# DATASET RECORDS
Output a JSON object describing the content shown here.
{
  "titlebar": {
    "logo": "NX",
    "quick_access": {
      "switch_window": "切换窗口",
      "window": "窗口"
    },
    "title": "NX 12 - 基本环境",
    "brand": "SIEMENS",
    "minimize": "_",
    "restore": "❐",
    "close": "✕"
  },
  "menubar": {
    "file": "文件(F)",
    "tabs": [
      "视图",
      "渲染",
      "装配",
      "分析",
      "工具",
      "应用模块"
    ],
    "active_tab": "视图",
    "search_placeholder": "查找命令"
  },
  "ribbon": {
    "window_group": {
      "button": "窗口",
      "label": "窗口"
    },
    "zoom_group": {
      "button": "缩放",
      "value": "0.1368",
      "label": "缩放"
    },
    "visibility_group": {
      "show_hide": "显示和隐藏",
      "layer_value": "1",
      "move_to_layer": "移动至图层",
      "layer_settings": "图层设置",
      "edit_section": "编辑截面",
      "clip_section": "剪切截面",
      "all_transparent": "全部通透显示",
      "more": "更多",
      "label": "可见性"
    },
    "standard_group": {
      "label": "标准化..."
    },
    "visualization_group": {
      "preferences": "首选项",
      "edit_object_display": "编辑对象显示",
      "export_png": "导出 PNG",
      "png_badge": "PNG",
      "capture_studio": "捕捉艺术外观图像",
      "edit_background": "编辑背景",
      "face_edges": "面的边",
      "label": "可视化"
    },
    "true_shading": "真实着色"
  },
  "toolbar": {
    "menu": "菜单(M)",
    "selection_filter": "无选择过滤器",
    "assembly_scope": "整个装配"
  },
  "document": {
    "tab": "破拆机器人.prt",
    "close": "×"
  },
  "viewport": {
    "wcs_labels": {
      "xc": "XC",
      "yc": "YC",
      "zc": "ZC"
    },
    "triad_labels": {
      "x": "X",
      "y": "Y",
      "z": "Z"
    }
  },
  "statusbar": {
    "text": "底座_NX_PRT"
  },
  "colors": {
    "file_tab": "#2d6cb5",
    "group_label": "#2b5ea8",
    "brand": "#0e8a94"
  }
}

# WHAT YOU HAVE TO DO
Write every line of the material above again, exactly.

# WRITTEN RESPONSE
Output a JSON object describing the content shown here.
{
  "titlebar": {
    "logo": "NX",
    "quick_access": {
      "switch_window": "切换窗口",
      "window": "窗口"
    },
    "title": "NX 12 - 基本环境",
    "brand": "SIEMENS",
    "minimize": "_",
    "restore": "❐",
    "close": "✕"
  },
  "menubar": {
    "file": "文件(F)",
    "tabs": [
      "视图",
      "渲染",
      "装配",
      "分析",
      "工具",
      "应用模块"
    ],
    "active_tab": "视图",
    "search_placeholder": "查找命令"
  },
  "ribbon": {
    "window_group": {
      "button": "窗口",
      "label": "窗口"
    },
    "zoom_group": {
      "button": "缩放",
      "value": "0.1368",
      "label": "缩放"
    },
    "visibility_group": {
      "show_hide": "显示和隐藏",
      "layer_value": "1",
      "move_to_layer": "移动至图层",
      "layer_settings": "图层设置",
      "edit_section": "编辑截面",
      "clip_section": "剪切截面",
      "all_transparent": "全部通透显示",
      "more": "更多",
      "label": "可见性"
    },
    "standard_group": {
      "label": "标准化..."
    },
    "visualization_group": {
      "preferences": "首选项",
      "edit_object_display": "编辑对象显示",
      "export_png": "导出 PNG",
      "png_badge": "PNG",
      "capture_studio": "捕捉艺术外观图像",
      "edit_background": "编辑背景",
      "face_edges": "面的边",
      "label": "可视化"
    },
    "true_shading": "真实着色"
  },
  "toolbar": {
    "menu": "菜单(M)",
    "selection_filter": "无选择过滤器",
    "assembly_scope": "整个装配"
  },
  "document": {
    "tab": "破拆机器人.prt",
    "close": "×"
  },
  "viewport": {
    "wcs_labels": {
      "xc": "XC",
      "yc": "YC",
      "zc": "ZC"
    },
    "triad_labels": {
      "x": "X",
      "y": "Y",
      "z": "Z"
    }
  },
  "statusbar": {
    "text": "底座_NX_PRT"
  },
  "colors": {
    "file_tab": "#2d6cb5",
    "group_label": "#2b5ea8",
    "brand": "#0e8a94"
  }
}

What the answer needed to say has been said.